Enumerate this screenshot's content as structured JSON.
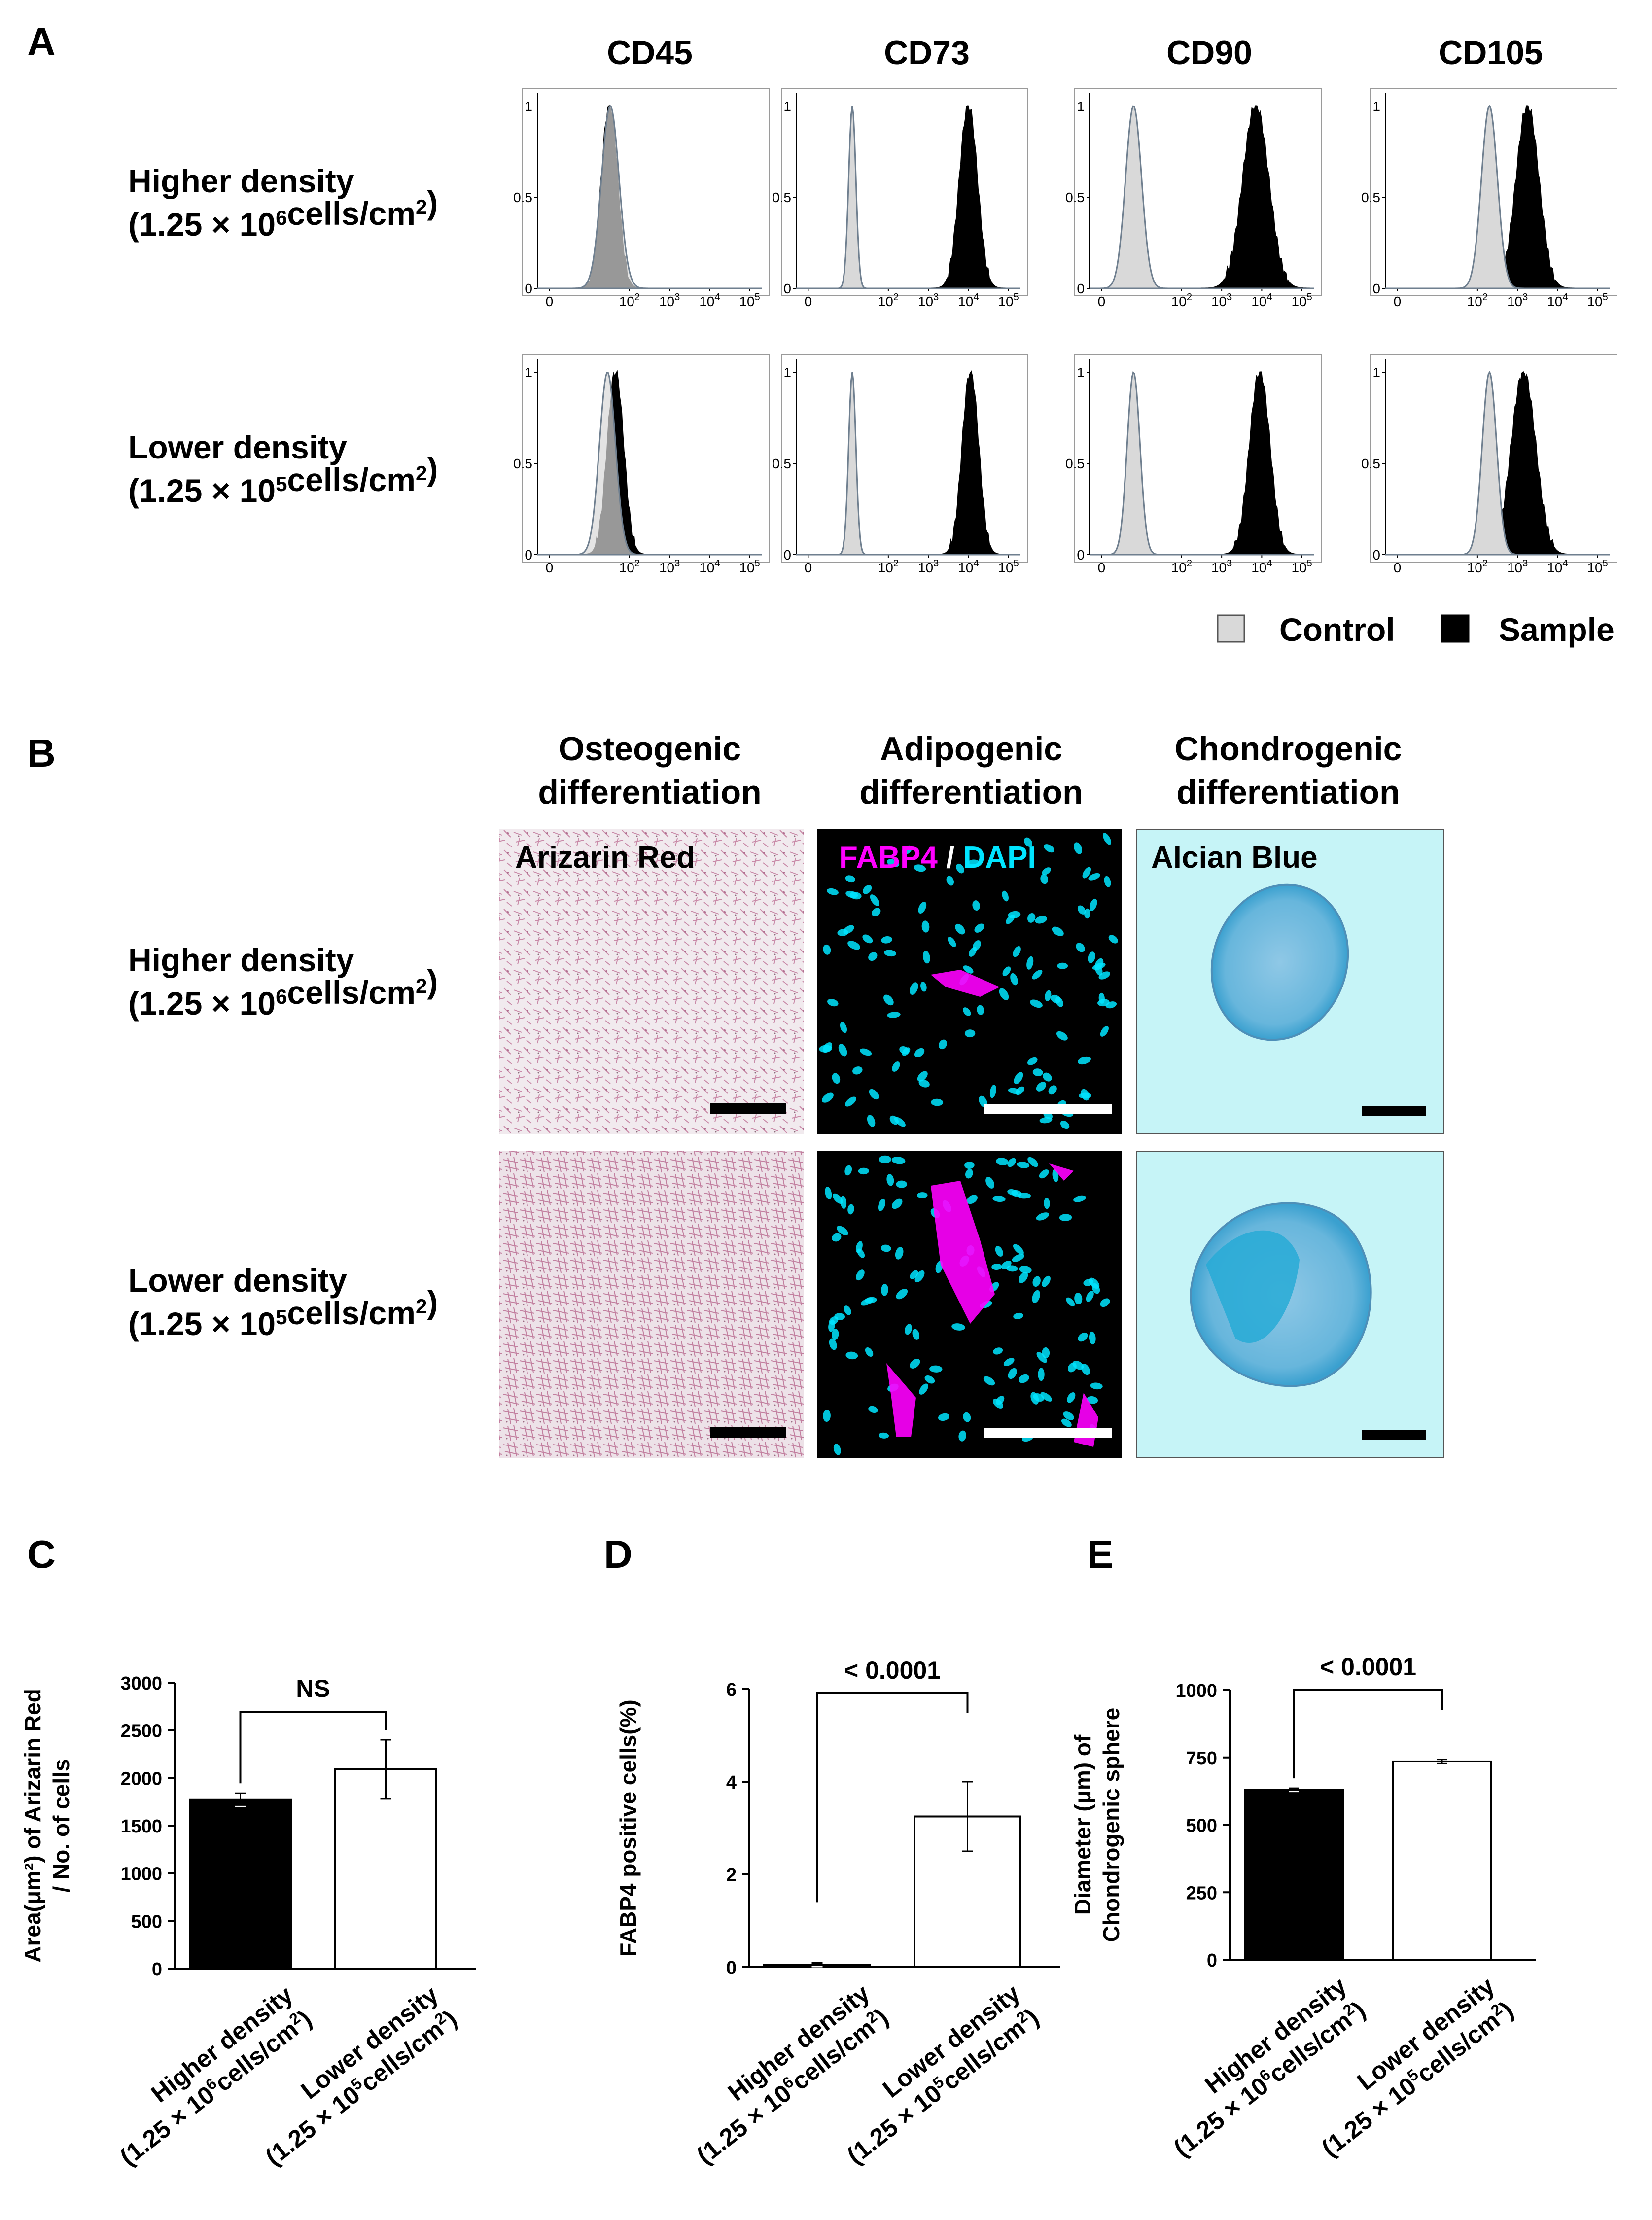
{
  "panels": {
    "A": "A",
    "B": "B",
    "C": "C",
    "D": "D",
    "E": "E"
  },
  "flow": {
    "markers": [
      "CD45",
      "CD73",
      "CD90",
      "CD105"
    ],
    "row_labels": [
      {
        "main": "Higher density",
        "base": "(1.25 × 10",
        "exp": "6",
        "mid": "cells/cm",
        "exp2": "2",
        "end": ")"
      },
      {
        "main": "Lower density",
        "base": "(1.25 × 10",
        "exp": "5",
        "mid": "cells/cm",
        "exp2": "2",
        "end": ")"
      }
    ],
    "y_ticks": [
      "1",
      "0.5",
      "0"
    ],
    "x_ticks": [
      "0",
      "10",
      "10",
      "10",
      "10"
    ],
    "x_tick_exps": [
      "",
      "2",
      "3",
      "4",
      "5"
    ],
    "legend": {
      "control": "Control",
      "sample": "Sample",
      "control_color": "#d9d9d9",
      "sample_color": "#000000"
    },
    "histograms": [
      [
        {
          "control_peak": 1.52,
          "control_width": 0.22,
          "sample_peak": 1.5,
          "sample_width": 0.2
        },
        {
          "control_peak": 1.1,
          "control_width": 0.09,
          "sample_peak": 4.0,
          "sample_width": 0.22
        },
        {
          "control_peak": 0.8,
          "control_width": 0.2,
          "sample_peak": 3.85,
          "sample_width": 0.32
        },
        {
          "control_peak": 2.3,
          "control_width": 0.2,
          "sample_peak": 3.25,
          "sample_width": 0.28
        }
      ],
      [
        {
          "control_peak": 1.45,
          "control_width": 0.2,
          "sample_peak": 1.65,
          "sample_width": 0.2
        },
        {
          "control_peak": 1.1,
          "control_width": 0.09,
          "sample_peak": 4.05,
          "sample_width": 0.2
        },
        {
          "control_peak": 0.8,
          "control_width": 0.16,
          "sample_peak": 3.95,
          "sample_width": 0.25
        },
        {
          "control_peak": 2.3,
          "control_width": 0.18,
          "sample_peak": 3.15,
          "sample_width": 0.3
        }
      ]
    ]
  },
  "diff": {
    "col_headers": [
      [
        "Osteogenic",
        "differentiation"
      ],
      [
        "Adipogenic",
        "differentiation"
      ],
      [
        "Chondrogenic",
        "differentiation"
      ]
    ],
    "stains": {
      "osteo": "Arizarin Red",
      "fabp4": "FABP4",
      "slash": " / ",
      "dapi": "DAPI",
      "chondro": "Alcian Blue"
    },
    "colors": {
      "fabp4": "#ff00ff",
      "dapi": "#00e5ff",
      "osteo_bg": "#efe6ea",
      "alcian_bg": "#c6f4f7"
    }
  },
  "chart_data": [
    {
      "type": "bar",
      "panel": "C",
      "categories": [
        "Higher density (1.25 × 10⁶cells/cm²)",
        "Lower density (1.25 × 10⁵cells/cm²)"
      ],
      "cat_main": [
        "Higher density",
        "Lower density"
      ],
      "cat_sub_base": [
        "(1.25 × 10",
        "(1.25 × 10"
      ],
      "cat_sub_exp": [
        "6",
        "5"
      ],
      "cat_sub_mid": "cells/cm",
      "cat_sub_exp2": "2",
      "cat_sub_end": ")",
      "values": [
        1770,
        2090
      ],
      "errors": [
        70,
        310
      ],
      "fills": [
        "#000000",
        "#ffffff"
      ],
      "ylim": [
        0,
        3000
      ],
      "yticks": [
        0,
        500,
        1000,
        1500,
        2000,
        2500,
        3000
      ],
      "ylabel_lines": [
        "Area(μm²) of Arizarin Red",
        "/ No. of cells"
      ],
      "significance": "NS"
    },
    {
      "type": "bar",
      "panel": "D",
      "categories": [
        "Higher density (1.25 × 10⁶cells/cm²)",
        "Lower density (1.25 × 10⁵cells/cm²)"
      ],
      "cat_main": [
        "Higher density",
        "Lower density"
      ],
      "cat_sub_base": [
        "(1.25 × 10",
        "(1.25 × 10"
      ],
      "cat_sub_exp": [
        "6",
        "5"
      ],
      "cat_sub_mid": "cells/cm",
      "cat_sub_exp2": "2",
      "cat_sub_end": ")",
      "values": [
        0.05,
        3.25
      ],
      "errors": [
        0.04,
        0.75
      ],
      "fills": [
        "#000000",
        "#ffffff"
      ],
      "ylim": [
        0,
        6
      ],
      "yticks": [
        0,
        2,
        4,
        6
      ],
      "ylabel_lines": [
        "FABP4 positive cells(%)"
      ],
      "significance": "< 0.0001"
    },
    {
      "type": "bar",
      "panel": "E",
      "categories": [
        "Higher density (1.25 × 10⁶cells/cm²)",
        "Lower density (1.25 × 10⁵cells/cm²)"
      ],
      "cat_main": [
        "Higher density",
        "Lower density"
      ],
      "cat_sub_base": [
        "(1.25 × 10",
        "(1.25 × 10"
      ],
      "cat_sub_exp": [
        "6",
        "5"
      ],
      "cat_sub_mid": "cells/cm",
      "cat_sub_exp2": "2",
      "cat_sub_end": ")",
      "values": [
        630,
        735
      ],
      "errors": [
        6,
        8
      ],
      "fills": [
        "#000000",
        "#ffffff"
      ],
      "ylim": [
        0,
        1000
      ],
      "yticks": [
        0,
        250,
        500,
        750,
        1000
      ],
      "ylabel_lines": [
        "Diameter (μm) of",
        "Chondrogenic sphere"
      ],
      "significance": "< 0.0001"
    }
  ]
}
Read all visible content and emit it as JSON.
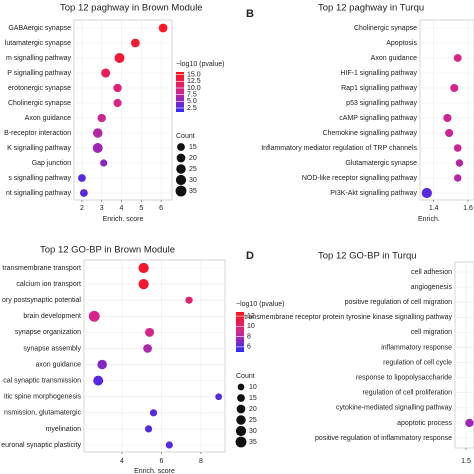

Problem requirements:
Please output all of the entries above exactly, but without any picture.

Result:
Enumerate this screenshot's content as structured JSON.
{
  "panels": {
    "A": "A",
    "B": "B",
    "C": "C",
    "D": "D",
    "E": "E"
  },
  "flow": {
    "markers": [
      "CD45",
      "CD73",
      "CD90",
      "CD105"
    ],
    "row_labels": [
      {
        "main": "Higher density",
        "base": "(1.25 × 10",
        "exp": "6",
        "mid": "cells/cm",
        "exp2": "2",
        "end": ")"
      },
      {
        "main": "Lower density",
        "base": "(1.25 × 10",
        "exp": "5",
        "mid": "cells/cm",
        "exp2": "2",
        "end": ")"
      }
    ],
    "y_ticks": [
      "1",
      "0.5",
      "0"
    ],
    "x_ticks": [
      "0",
      "10",
      "10",
      "10",
      "10"
    ],
    "x_tick_exps": [
      "",
      "2",
      "3",
      "4",
      "5"
    ],
    "legend": {
      "control": "Control",
      "sample": "Sample",
      "control_color": "#d9d9d9",
      "sample_color": "#000000"
    },
    "histograms": [
      [
        {
          "control_peak": 1.52,
          "control_width": 0.22,
          "sample_peak": 1.5,
          "sample_width": 0.2
        },
        {
          "control_peak": 1.1,
          "control_width": 0.09,
          "sample_peak": 4.0,
          "sample_width": 0.22
        },
        {
          "control_peak": 0.8,
          "control_width": 0.2,
          "sample_peak": 3.85,
          "sample_width": 0.32
        },
        {
          "control_peak": 2.3,
          "control_width": 0.2,
          "sample_peak": 3.25,
          "sample_width": 0.28
        }
      ],
      [
        {
          "control_peak": 1.45,
          "control_width": 0.2,
          "sample_peak": 1.65,
          "sample_width": 0.2
        },
        {
          "control_peak": 1.1,
          "control_width": 0.09,
          "sample_peak": 4.05,
          "sample_width": 0.2
        },
        {
          "control_peak": 0.8,
          "control_width": 0.16,
          "sample_peak": 3.95,
          "sample_width": 0.25
        },
        {
          "control_peak": 2.3,
          "control_width": 0.18,
          "sample_peak": 3.15,
          "sample_width": 0.3
        }
      ]
    ]
  },
  "diff": {
    "col_headers": [
      [
        "Osteogenic",
        "differentiation"
      ],
      [
        "Adipogenic",
        "differentiation"
      ],
      [
        "Chondrogenic",
        "differentiation"
      ]
    ],
    "stains": {
      "osteo": "Arizarin Red",
      "fabp4": "FABP4",
      "slash": " / ",
      "dapi": "DAPI",
      "chondro": "Alcian Blue"
    },
    "colors": {
      "fabp4": "#ff00ff",
      "dapi": "#00e5ff",
      "osteo_bg": "#efe6ea",
      "alcian_bg": "#c6f4f7"
    }
  },
  "chart_data": [
    {
      "type": "bar",
      "panel": "C",
      "categories": [
        "Higher density (1.25 × 10⁶cells/cm²)",
        "Lower density (1.25 × 10⁵cells/cm²)"
      ],
      "cat_main": [
        "Higher density",
        "Lower density"
      ],
      "cat_sub_base": [
        "(1.25 × 10",
        "(1.25 × 10"
      ],
      "cat_sub_exp": [
        "6",
        "5"
      ],
      "cat_sub_mid": "cells/cm",
      "cat_sub_exp2": "2",
      "cat_sub_end": ")",
      "values": [
        1770,
        2090
      ],
      "errors": [
        70,
        310
      ],
      "fills": [
        "#000000",
        "#ffffff"
      ],
      "ylim": [
        0,
        3000
      ],
      "yticks": [
        0,
        500,
        1000,
        1500,
        2000,
        2500,
        3000
      ],
      "ylabel_lines": [
        "Area(μm²) of Arizarin Red",
        "/ No. of cells"
      ],
      "significance": "NS"
    },
    {
      "type": "bar",
      "panel": "D",
      "categories": [
        "Higher density (1.25 × 10⁶cells/cm²)",
        "Lower density (1.25 × 10⁵cells/cm²)"
      ],
      "cat_main": [
        "Higher density",
        "Lower density"
      ],
      "cat_sub_base": [
        "(1.25 × 10",
        "(1.25 × 10"
      ],
      "cat_sub_exp": [
        "6",
        "5"
      ],
      "cat_sub_mid": "cells/cm",
      "cat_sub_exp2": "2",
      "cat_sub_end": ")",
      "values": [
        0.05,
        3.25
      ],
      "errors": [
        0.04,
        0.75
      ],
      "fills": [
        "#000000",
        "#ffffff"
      ],
      "ylim": [
        0,
        6
      ],
      "yticks": [
        0,
        2,
        4,
        6
      ],
      "ylabel_lines": [
        "FABP4 positive cells(%)"
      ],
      "significance": "< 0.0001"
    },
    {
      "type": "bar",
      "panel": "E",
      "categories": [
        "Higher density (1.25 × 10⁶cells/cm²)",
        "Lower density (1.25 × 10⁵cells/cm²)"
      ],
      "cat_main": [
        "Higher density",
        "Lower density"
      ],
      "cat_sub_base": [
        "(1.25 × 10",
        "(1.25 × 10"
      ],
      "cat_sub_exp": [
        "6",
        "5"
      ],
      "cat_sub_mid": "cells/cm",
      "cat_sub_exp2": "2",
      "cat_sub_end": ")",
      "values": [
        630,
        735
      ],
      "errors": [
        6,
        8
      ],
      "fills": [
        "#000000",
        "#ffffff"
      ],
      "ylim": [
        0,
        1000
      ],
      "yticks": [
        0,
        250,
        500,
        750,
        1000
      ],
      "ylabel_lines": [
        "Diameter (μm) of",
        "Chondrogenic sphere"
      ],
      "significance": "< 0.0001"
    }
  ]
}
Read all visible content and emit it as JSON.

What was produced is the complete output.